WHAT YOU HAVE TO DO
Output nothing but the number of lines that include the word "无公害食品".

INFORMATION SUPPLIED
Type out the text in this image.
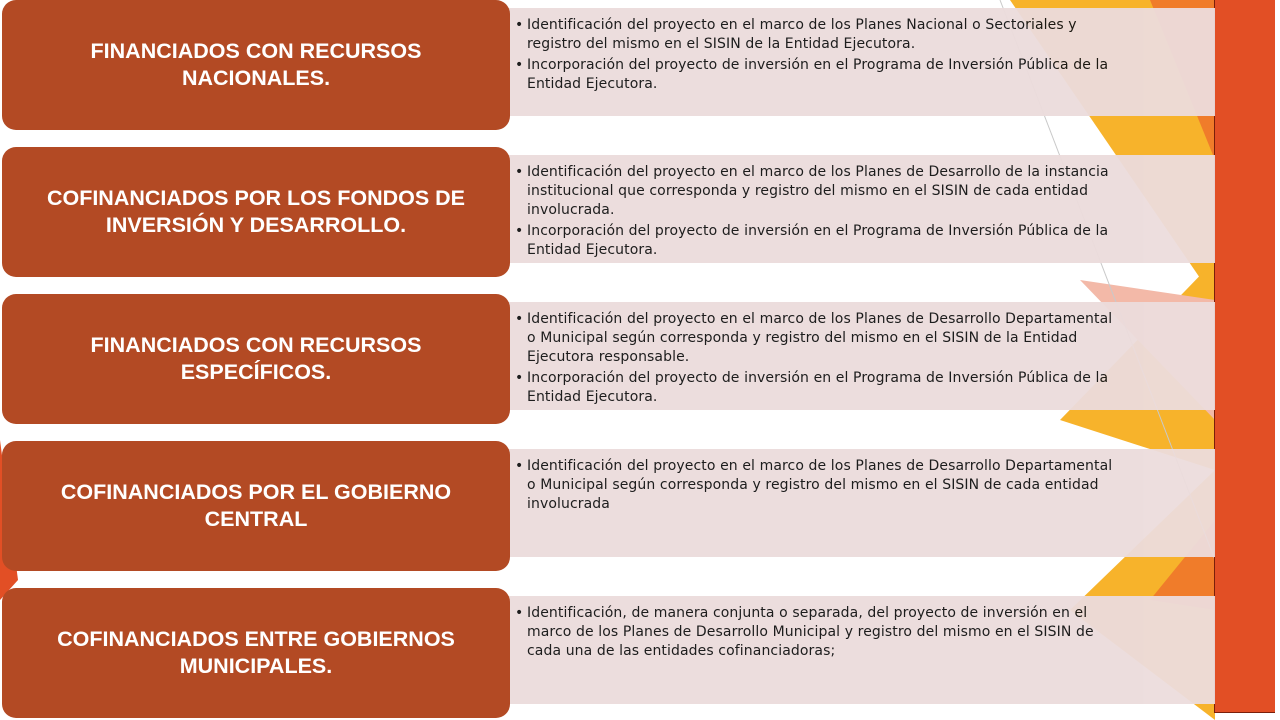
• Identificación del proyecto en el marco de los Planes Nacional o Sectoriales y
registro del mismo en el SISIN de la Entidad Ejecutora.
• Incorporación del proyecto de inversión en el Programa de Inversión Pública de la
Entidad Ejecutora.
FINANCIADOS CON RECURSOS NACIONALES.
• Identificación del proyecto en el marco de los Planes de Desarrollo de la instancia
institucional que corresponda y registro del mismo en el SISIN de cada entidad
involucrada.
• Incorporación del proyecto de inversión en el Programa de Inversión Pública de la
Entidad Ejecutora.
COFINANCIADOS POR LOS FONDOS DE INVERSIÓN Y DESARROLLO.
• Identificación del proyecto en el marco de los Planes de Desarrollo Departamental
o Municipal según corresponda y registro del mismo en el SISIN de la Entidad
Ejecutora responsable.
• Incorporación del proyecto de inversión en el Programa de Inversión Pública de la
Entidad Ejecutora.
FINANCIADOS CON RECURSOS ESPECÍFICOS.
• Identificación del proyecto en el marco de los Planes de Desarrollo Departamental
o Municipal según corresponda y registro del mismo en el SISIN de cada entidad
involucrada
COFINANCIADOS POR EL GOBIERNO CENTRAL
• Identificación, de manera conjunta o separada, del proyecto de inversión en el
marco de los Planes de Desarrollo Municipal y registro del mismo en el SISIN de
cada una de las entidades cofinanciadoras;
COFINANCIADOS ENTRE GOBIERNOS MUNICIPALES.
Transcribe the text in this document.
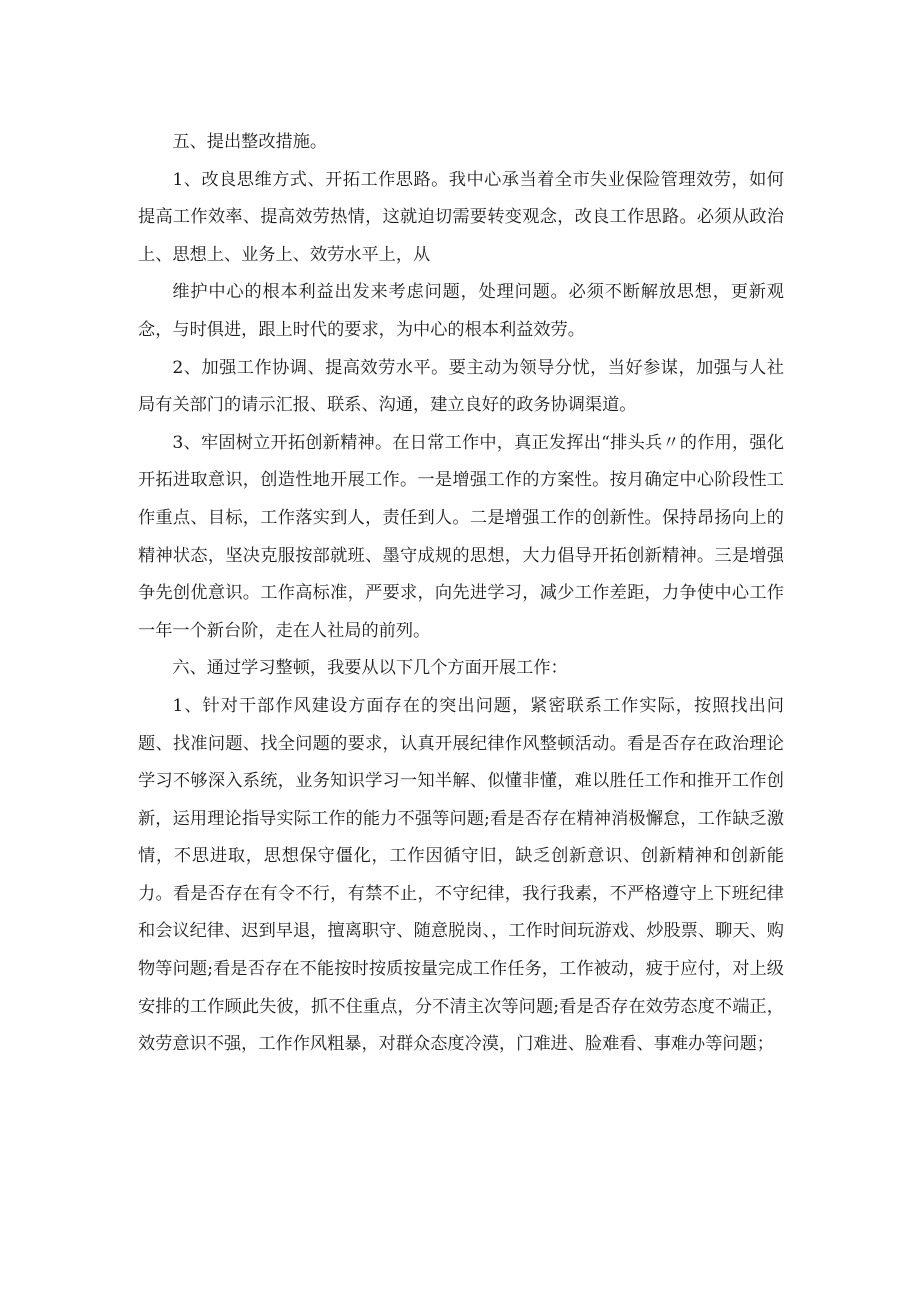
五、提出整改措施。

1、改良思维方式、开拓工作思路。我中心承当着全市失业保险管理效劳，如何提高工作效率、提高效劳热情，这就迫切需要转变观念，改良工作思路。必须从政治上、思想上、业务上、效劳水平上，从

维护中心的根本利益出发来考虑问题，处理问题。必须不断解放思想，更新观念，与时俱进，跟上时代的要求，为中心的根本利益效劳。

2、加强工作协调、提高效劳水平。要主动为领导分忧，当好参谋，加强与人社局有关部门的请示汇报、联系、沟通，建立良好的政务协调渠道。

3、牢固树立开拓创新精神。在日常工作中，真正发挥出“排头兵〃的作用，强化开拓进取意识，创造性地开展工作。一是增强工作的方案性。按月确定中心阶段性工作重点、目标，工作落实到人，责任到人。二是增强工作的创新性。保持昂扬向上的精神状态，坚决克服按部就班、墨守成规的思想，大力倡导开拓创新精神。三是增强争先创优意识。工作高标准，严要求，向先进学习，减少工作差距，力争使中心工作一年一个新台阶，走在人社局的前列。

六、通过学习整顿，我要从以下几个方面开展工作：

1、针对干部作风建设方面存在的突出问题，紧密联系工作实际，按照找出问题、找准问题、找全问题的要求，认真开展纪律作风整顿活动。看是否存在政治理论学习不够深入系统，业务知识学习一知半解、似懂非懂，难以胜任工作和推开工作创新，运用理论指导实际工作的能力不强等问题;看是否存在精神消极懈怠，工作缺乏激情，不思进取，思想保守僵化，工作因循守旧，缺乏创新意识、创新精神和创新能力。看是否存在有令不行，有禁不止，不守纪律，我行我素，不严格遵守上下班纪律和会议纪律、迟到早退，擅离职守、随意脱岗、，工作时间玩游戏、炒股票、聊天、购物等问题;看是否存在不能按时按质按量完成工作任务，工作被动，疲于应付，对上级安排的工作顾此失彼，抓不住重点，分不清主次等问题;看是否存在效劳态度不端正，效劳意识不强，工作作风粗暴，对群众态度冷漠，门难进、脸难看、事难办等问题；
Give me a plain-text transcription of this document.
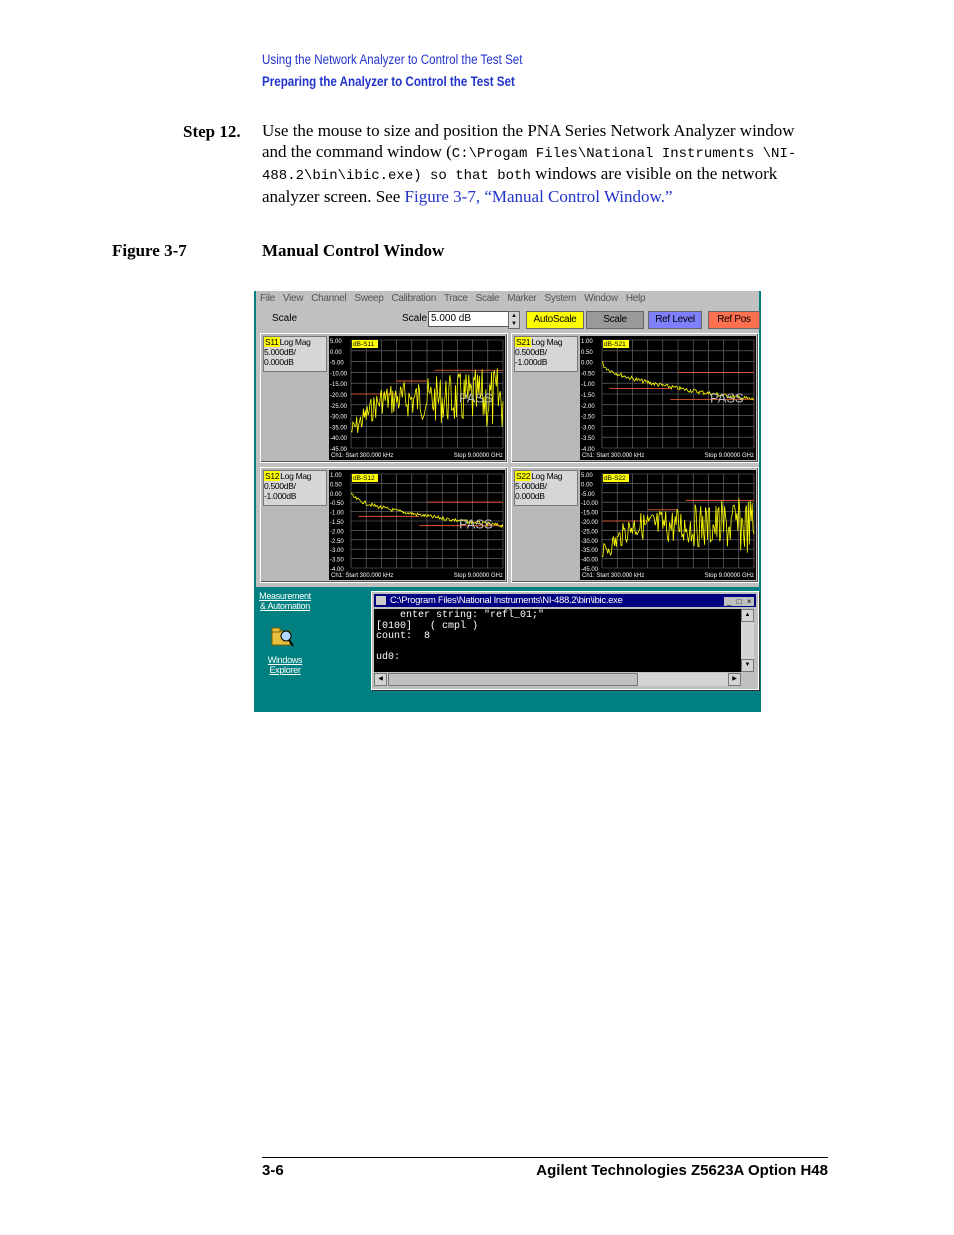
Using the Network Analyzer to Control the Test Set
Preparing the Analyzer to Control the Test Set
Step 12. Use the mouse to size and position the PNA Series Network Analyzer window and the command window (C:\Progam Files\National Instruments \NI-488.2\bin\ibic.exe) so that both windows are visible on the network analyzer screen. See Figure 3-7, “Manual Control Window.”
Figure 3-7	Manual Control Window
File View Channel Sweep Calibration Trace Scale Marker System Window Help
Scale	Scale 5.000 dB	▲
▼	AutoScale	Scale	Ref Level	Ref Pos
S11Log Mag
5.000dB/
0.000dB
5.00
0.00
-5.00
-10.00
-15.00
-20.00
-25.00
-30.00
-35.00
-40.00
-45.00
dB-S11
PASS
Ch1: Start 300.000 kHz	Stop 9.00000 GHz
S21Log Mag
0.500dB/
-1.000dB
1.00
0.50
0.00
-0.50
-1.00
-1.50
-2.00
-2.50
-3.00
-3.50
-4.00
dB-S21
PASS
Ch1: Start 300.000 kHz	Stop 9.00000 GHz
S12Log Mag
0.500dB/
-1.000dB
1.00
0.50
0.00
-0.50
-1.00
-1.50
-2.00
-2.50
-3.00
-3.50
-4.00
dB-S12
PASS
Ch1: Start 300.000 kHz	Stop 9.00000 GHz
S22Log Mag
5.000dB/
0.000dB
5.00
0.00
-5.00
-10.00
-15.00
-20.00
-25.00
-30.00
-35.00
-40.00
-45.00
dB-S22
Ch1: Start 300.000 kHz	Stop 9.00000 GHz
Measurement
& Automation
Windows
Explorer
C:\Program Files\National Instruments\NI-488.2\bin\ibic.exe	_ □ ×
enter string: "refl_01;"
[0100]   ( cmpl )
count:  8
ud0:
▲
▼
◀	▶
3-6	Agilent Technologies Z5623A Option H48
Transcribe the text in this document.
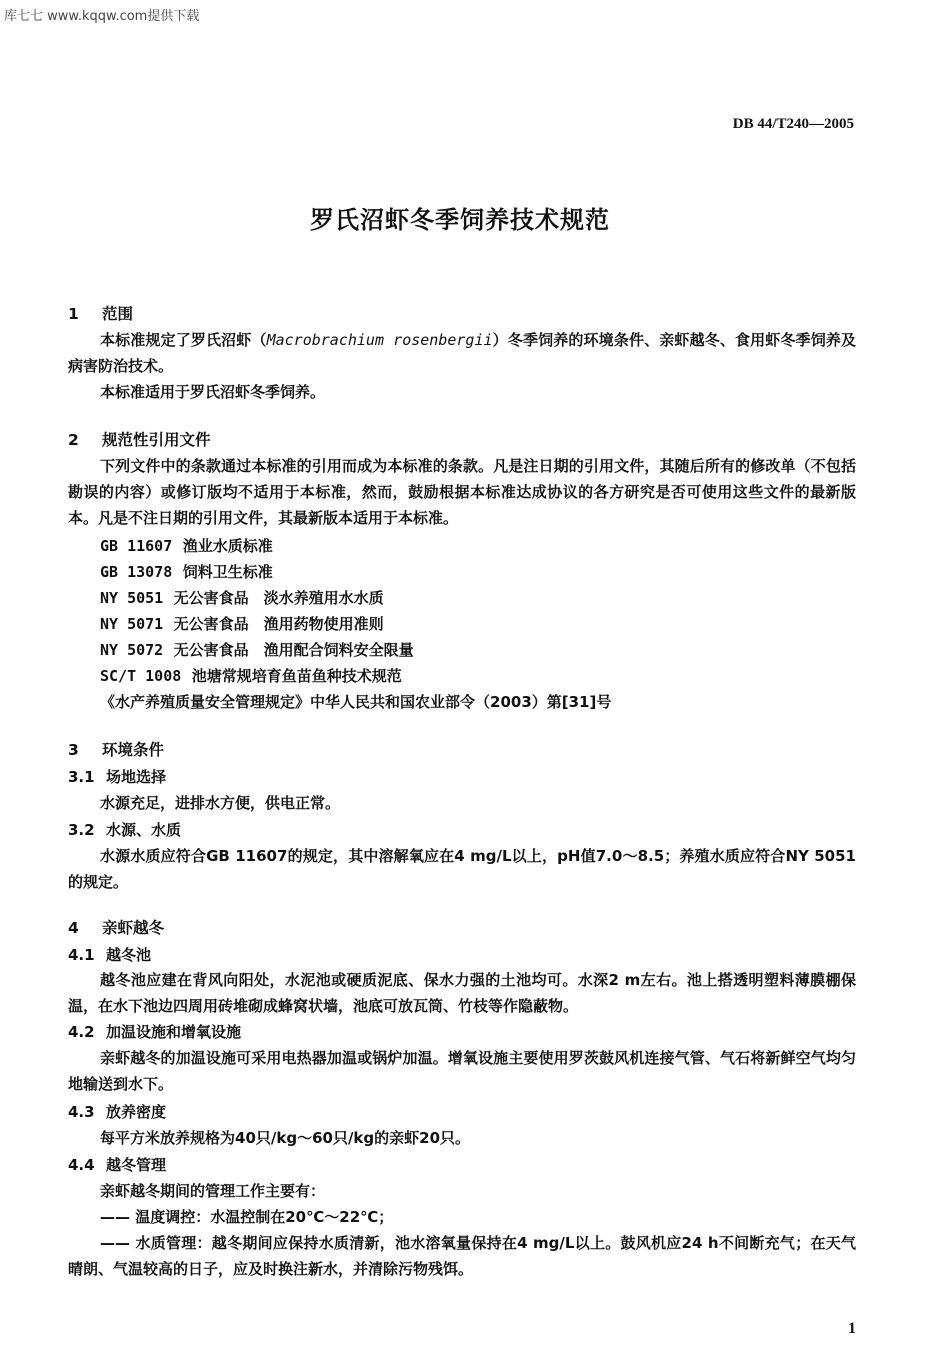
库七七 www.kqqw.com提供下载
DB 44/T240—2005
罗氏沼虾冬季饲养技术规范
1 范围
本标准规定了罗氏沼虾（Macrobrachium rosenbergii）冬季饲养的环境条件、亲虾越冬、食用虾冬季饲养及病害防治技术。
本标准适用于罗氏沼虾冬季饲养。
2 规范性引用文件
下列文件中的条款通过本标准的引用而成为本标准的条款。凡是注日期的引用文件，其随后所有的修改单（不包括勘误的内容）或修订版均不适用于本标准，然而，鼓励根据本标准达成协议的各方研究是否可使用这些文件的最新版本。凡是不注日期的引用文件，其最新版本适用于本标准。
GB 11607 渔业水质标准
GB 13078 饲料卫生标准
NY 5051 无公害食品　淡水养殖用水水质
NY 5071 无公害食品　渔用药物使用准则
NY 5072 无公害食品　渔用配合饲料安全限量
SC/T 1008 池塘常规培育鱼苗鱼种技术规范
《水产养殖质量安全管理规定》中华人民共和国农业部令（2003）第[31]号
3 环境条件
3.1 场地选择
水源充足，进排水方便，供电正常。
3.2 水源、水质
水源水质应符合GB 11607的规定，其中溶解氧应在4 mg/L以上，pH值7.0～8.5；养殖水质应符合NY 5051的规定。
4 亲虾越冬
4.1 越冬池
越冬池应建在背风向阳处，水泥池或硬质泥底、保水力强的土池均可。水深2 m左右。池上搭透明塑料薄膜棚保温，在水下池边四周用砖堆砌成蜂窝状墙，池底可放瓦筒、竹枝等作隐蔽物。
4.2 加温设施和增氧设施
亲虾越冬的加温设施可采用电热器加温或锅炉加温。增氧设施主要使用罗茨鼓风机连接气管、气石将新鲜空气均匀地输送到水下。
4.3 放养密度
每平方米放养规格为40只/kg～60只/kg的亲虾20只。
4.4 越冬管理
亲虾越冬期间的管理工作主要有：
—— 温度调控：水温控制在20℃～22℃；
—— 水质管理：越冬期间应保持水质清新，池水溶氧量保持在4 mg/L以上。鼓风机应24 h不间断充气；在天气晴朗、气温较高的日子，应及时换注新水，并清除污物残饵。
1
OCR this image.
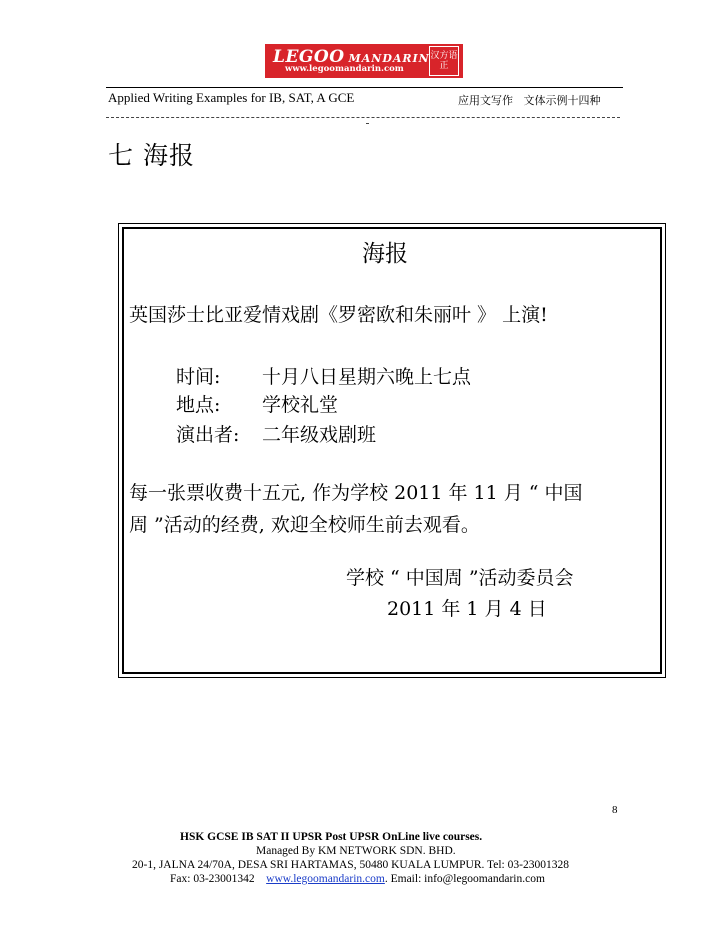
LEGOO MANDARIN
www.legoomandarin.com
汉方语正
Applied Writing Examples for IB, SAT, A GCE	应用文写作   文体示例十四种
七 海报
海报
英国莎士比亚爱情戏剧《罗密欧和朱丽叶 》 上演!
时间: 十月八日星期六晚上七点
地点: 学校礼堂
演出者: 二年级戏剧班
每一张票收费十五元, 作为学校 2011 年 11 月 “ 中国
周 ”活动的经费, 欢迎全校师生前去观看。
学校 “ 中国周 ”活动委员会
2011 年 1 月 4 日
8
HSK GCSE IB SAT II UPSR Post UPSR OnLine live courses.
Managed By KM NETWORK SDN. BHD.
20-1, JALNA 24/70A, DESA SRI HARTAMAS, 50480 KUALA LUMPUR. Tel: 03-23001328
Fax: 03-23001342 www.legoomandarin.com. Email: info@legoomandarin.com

RESULT OF THE EXERCISE
3